Saturday, April 14, 2007

There's Always Irony

Be advised
Coming back after a week away, naturally I find myself inundated in, and nearly overwhelmed by, e-mail. Wading through it all and trying to find the ones I need to respond to is no trivial task. I'm sure most everyone reading this has experienced the same thing a time or three.

However, it reminds me once again that I should periodically advertise my regrettable inability to respond individually to queries and requests. Every week I get dozens upon dozens of questions on every conceivable photographic topic. Is the Canon X or Nikon Y better? What do I think of X lens? Have I ever tried Y film? What do I think of X company's prospects for success or survival? Can I discuss metaphysics or politics? What's the best book on Y? Can I please sign a petition or advertise a show or review a book or link to a website or post a picture or look at a portfolio or recommend a school or advise someone about a career choice?

*WHAT TO DO:*
(1) According to the blog post, how many questions does the writer get each week?
(2) Put this sentence from the blog post into Spanish: "Every week I get dozens upon dozens of questions on every conceivable photographic topic."
(3) Carry the blog post forward from its last sentence.
The records have no connection to the blog post.

*RECORDS:*
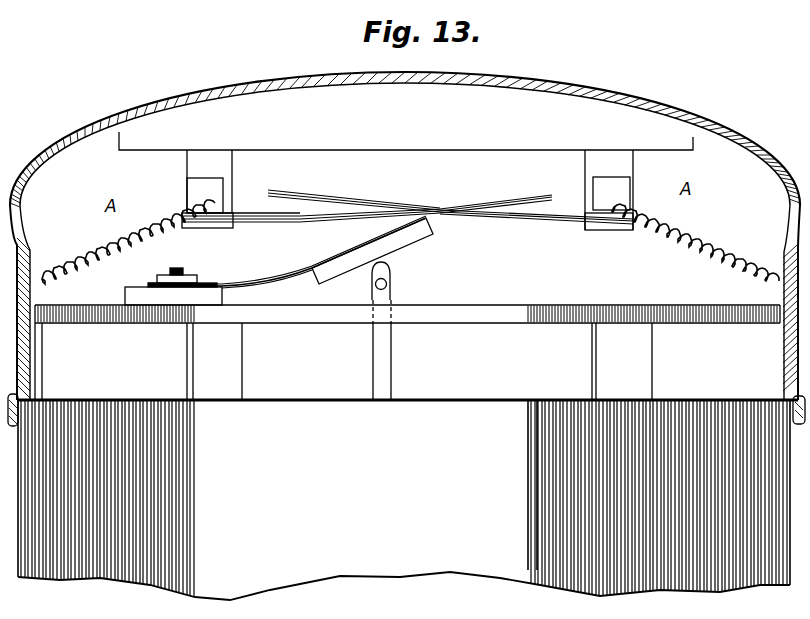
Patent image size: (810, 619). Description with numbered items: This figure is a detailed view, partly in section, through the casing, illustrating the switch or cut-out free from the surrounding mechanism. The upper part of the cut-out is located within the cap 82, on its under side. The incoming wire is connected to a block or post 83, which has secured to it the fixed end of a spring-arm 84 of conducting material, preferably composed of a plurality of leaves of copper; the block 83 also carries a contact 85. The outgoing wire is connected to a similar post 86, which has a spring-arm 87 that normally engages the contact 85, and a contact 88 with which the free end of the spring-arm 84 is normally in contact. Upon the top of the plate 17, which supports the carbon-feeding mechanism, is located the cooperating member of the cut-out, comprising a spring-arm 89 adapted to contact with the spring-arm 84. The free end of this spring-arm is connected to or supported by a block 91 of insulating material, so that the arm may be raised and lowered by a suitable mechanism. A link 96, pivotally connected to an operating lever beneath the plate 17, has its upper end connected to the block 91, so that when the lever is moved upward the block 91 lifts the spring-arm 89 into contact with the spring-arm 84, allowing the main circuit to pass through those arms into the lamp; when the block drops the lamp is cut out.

The cap 82 is at (277, 82).
The post 86 is at (223, 194).
The block or post 83 is at (609, 203).
The contact 88 is at (260, 217).
The spring-arm 84 is at (326, 198).
The contact 85 is at (517, 222).
The spring-arm 87 is at (497, 203).
The block 91 is at (407, 240).
The spring-arm 89 is at (274, 272).
The top plate 17 is at (465, 308).
The link 96 is at (392, 358).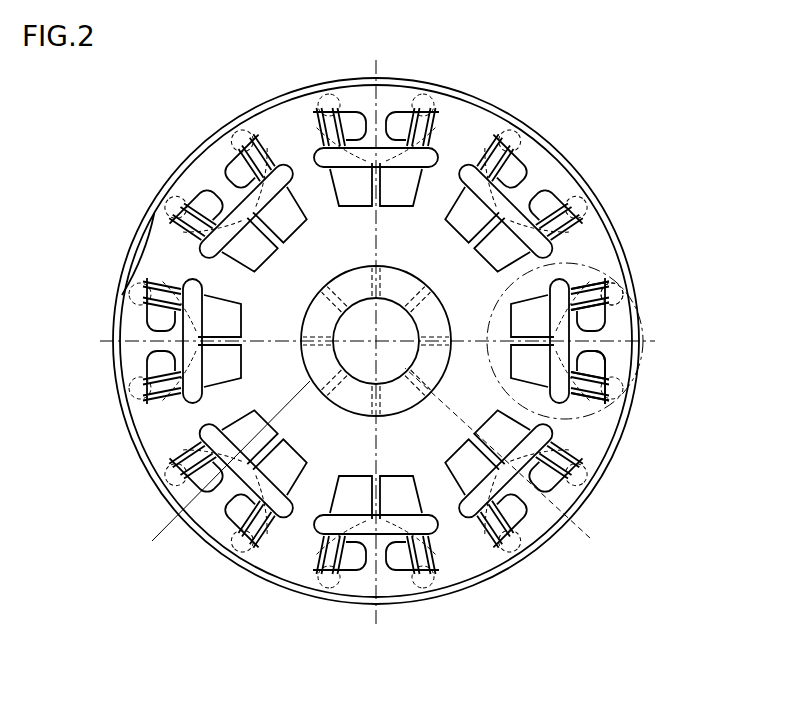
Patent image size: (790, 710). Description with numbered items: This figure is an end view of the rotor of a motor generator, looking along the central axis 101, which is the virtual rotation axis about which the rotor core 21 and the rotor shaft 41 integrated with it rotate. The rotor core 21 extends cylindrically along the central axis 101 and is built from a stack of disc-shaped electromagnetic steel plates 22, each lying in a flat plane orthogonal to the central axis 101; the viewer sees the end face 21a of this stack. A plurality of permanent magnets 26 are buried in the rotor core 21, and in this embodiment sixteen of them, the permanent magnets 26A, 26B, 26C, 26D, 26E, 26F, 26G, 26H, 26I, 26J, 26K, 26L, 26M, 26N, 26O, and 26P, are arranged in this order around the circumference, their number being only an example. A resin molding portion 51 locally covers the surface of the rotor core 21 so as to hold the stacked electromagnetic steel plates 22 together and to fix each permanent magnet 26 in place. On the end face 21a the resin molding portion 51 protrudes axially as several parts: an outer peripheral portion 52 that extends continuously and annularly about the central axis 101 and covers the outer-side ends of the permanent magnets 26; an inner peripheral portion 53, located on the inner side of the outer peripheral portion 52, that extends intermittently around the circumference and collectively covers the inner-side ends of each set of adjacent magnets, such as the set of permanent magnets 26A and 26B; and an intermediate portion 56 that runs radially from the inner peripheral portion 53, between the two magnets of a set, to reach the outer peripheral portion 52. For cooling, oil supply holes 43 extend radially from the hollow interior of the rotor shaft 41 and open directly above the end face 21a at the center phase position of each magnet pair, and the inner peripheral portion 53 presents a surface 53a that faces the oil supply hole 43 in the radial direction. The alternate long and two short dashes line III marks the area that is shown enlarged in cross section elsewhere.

The rotor core 21 is at (592, 182).
The end face 21a is at (308, 384).
The electromagnetic steel plate 22 is at (506, 133).
The permanent magnet 26 is at (384, 350).
The permanent magnet 26A is at (618, 292).
The permanent magnet 26B is at (618, 392).
The permanent magnet 26C is at (585, 474).
The permanent magnet 26D is at (512, 550).
The permanent magnet 26E is at (420, 585).
The permanent magnet 26F is at (329, 585).
The permanent magnet 26G is at (243, 550).
The permanent magnet 26H is at (170, 478).
The permanent magnet 26I is at (135, 392).
The permanent magnet 26J is at (133, 294).
The permanent magnet 26K is at (168, 208).
The permanent magnet 26L is at (240, 132).
The permanent magnet 26M is at (328, 97).
The permanent magnet 26N is at (423, 97).
The permanent magnet 26O is at (515, 135).
The permanent magnet 26P is at (585, 212).
The rotor shaft 41 is at (217, 467).
The oil supply hole 43 is at (513, 461).
The resin molding portion 51 is at (183, 170).
The outer peripheral portion 52 is at (600, 312).
The inner peripheral portion 53 is at (600, 372).
The surface 53a is at (612, 413).
The intermediate portion 56 is at (612, 339).
The central axis 101 is at (376, 341).
The alternate long and two short dashes line III is at (645, 352).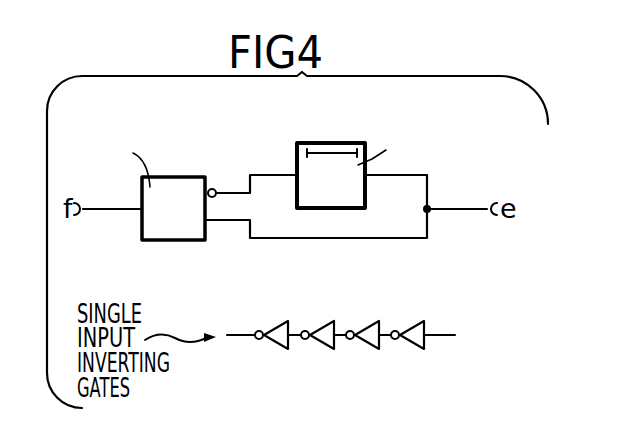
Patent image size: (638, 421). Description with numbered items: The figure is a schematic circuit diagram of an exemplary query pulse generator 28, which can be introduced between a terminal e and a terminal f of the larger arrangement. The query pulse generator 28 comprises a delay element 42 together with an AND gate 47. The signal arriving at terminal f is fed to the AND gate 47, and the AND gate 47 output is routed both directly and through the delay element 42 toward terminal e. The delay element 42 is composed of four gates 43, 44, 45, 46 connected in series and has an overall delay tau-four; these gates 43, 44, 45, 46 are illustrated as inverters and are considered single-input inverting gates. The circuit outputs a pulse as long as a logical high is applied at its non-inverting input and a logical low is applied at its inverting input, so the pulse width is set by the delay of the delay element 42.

The query pulse generator 28 is at (520, 115).
The AND gate 47 is at (184, 178).
The delay element 42 is at (332, 143).
The gate 43 is at (411, 317).
The gate 44 is at (362, 317).
The gate 45 is at (317, 317).
The gate 46 is at (271, 317).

*ANSWERS TO THE EXERCISE:*
(1) Dozens upon dozens.

(2) Cada semana recibo decenas y decenas de preguntas sobre todos los temas fotográficos imaginables.

(3)
Don't get me wrong—this is not an annoyance. I read everything anyone sends me, frequently get great tips or learn something from what someone has to say, and the questions I get are almost always thoughtful, the correspondents polite and friendly. And—ach—I usually have to ignore them anyway.

Believe me, I hate appearing to be snooty by ignoring these requests. It's not that I suffer from self-importance. Far from it; yr. hmbl. blggr. would love to help. And it's not just incompetence or ignorance, i.e., that my knowledge is spotty, that I think sometimes well but most always slowly, and that I type like a blind bandsaw operator. No. It's a simple equation: (free hours in the day) – ([numbers of questions] x [time required to answer each]) = less than zero.

That's all.

But: sorry. Really and truly. I wish I had time to answer every question and help everyone who asks for it.

Bedside reading
Meanwhile—speaking of being inundated and overwhelmed—there's been a small disaster chez Johnston. Over time, a massive tower of books had accumulated by my bedside. Don't get the impression these books were organized into neat stacks. Rather, the bedside reading was a great mound of volumes of every shape and size, some opened to where I'd left off reading—a miniature mountain of intricately interdependent structures, in some places weakened by slippery slick-paper magazines, constantly shifting and being shored anew as I occasionally extracted titles from lower down in the pile, jeopardizing everything higher up.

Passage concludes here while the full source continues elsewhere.